→ Problem to solve
Give the data below again, word for word.

_ _ _ _ _ _ _

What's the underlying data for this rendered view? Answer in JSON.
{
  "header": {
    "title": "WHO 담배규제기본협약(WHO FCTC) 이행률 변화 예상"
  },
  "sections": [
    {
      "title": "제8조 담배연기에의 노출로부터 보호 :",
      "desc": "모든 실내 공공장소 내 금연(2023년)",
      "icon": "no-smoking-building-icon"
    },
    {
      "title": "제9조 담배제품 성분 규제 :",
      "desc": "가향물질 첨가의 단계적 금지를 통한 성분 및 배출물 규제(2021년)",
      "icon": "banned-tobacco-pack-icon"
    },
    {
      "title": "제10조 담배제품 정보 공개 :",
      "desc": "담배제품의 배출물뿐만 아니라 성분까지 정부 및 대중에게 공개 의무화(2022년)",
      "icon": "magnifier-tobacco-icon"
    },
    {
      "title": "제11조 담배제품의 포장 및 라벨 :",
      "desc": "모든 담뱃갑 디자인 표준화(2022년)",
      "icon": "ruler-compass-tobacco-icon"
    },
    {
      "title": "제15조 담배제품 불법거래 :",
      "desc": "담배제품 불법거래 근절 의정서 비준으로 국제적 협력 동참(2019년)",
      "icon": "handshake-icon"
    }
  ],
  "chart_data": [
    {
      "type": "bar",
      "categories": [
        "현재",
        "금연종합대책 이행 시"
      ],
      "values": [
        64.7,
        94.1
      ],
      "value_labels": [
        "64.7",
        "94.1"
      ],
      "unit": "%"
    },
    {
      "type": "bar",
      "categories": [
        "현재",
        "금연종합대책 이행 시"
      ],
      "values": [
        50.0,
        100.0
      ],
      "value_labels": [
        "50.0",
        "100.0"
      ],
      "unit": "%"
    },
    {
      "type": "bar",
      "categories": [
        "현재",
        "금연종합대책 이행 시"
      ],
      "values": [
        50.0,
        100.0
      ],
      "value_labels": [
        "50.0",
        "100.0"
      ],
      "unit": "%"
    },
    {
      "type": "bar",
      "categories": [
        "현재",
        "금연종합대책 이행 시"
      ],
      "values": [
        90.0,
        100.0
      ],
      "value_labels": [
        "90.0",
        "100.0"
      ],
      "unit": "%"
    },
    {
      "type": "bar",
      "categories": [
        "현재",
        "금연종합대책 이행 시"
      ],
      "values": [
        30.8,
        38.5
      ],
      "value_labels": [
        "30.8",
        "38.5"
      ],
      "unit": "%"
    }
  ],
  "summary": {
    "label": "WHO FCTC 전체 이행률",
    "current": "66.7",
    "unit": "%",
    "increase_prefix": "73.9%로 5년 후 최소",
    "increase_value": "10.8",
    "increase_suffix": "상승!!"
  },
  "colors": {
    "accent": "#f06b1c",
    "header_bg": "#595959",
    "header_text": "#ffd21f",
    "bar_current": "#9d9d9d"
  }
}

_ _ _ _ _ _ _

→ Written response
What's the underlying data for this rendered view? Answer in JSON.
{
  "header": {
    "title": "WHO 담배규제기본협약(WHO FCTC) 이행률 변화 예상"
  },
  "sections": [
    {
      "title": "제8조 담배연기에의 노출로부터 보호 :",
      "desc": "모든 실내 공공장소 내 금연(2023년)",
      "icon": "no-smoking-building-icon"
    },
    {
      "title": "제9조 담배제품 성분 규제 :",
      "desc": "가향물질 첨가의 단계적 금지를 통한 성분 및 배출물 규제(2021년)",
      "icon": "banned-tobacco-pack-icon"
    },
    {
      "title": "제10조 담배제품 정보 공개 :",
      "desc": "담배제품의 배출물뿐만 아니라 성분까지 정부 및 대중에게 공개 의무화(2022년)",
      "icon": "magnifier-tobacco-icon"
    },
    {
      "title": "제11조 담배제품의 포장 및 라벨 :",
      "desc": "모든 담뱃갑 디자인 표준화(2022년)",
      "icon": "ruler-compass-tobacco-icon"
    },
    {
      "title": "제15조 담배제품 불법거래 :",
      "desc": "담배제품 불법거래 근절 의정서 비준으로 국제적 협력 동참(2019년)",
      "icon": "handshake-icon"
    }
  ],
  "chart_data": [
    {
      "type": "bar",
      "categories": [
        "현재",
        "금연종합대책 이행 시"
      ],
      "values": [
        64.7,
        94.1
      ],
      "value_labels": [
        "64.7",
        "94.1"
      ],
      "unit": "%"
    },
    {
      "type": "bar",
      "categories": [
        "현재",
        "금연종합대책 이행 시"
      ],
      "values": [
        50.0,
        100.0
      ],
      "value_labels": [
        "50.0",
        "100.0"
      ],
      "unit": "%"
    },
    {
      "type": "bar",
      "categories": [
        "현재",
        "금연종합대책 이행 시"
      ],
      "values": [
        50.0,
        100.0
      ],
      "value_labels": [
        "50.0",
        "100.0"
      ],
      "unit": "%"
    },
    {
      "type": "bar",
      "categories": [
        "현재",
        "금연종합대책 이행 시"
      ],
      "values": [
        90.0,
        100.0
      ],
      "value_labels": [
        "90.0",
        "100.0"
      ],
      "unit": "%"
    },
    {
      "type": "bar",
      "categories": [
        "현재",
        "금연종합대책 이행 시"
      ],
      "values": [
        30.8,
        38.5
      ],
      "value_labels": [
        "30.8",
        "38.5"
      ],
      "unit": "%"
    }
  ],
  "summary": {
    "label": "WHO FCTC 전체 이행률",
    "current": "66.7",
    "unit": "%",
    "increase_prefix": "73.9%로 5년 후 최소",
    "increase_value": "10.8",
    "increase_suffix": "상승!!"
  },
  "colors": {
    "accent": "#f06b1c",
    "header_bg": "#595959",
    "header_text": "#ffd21f",
    "bar_current": "#9d9d9d"
  }
}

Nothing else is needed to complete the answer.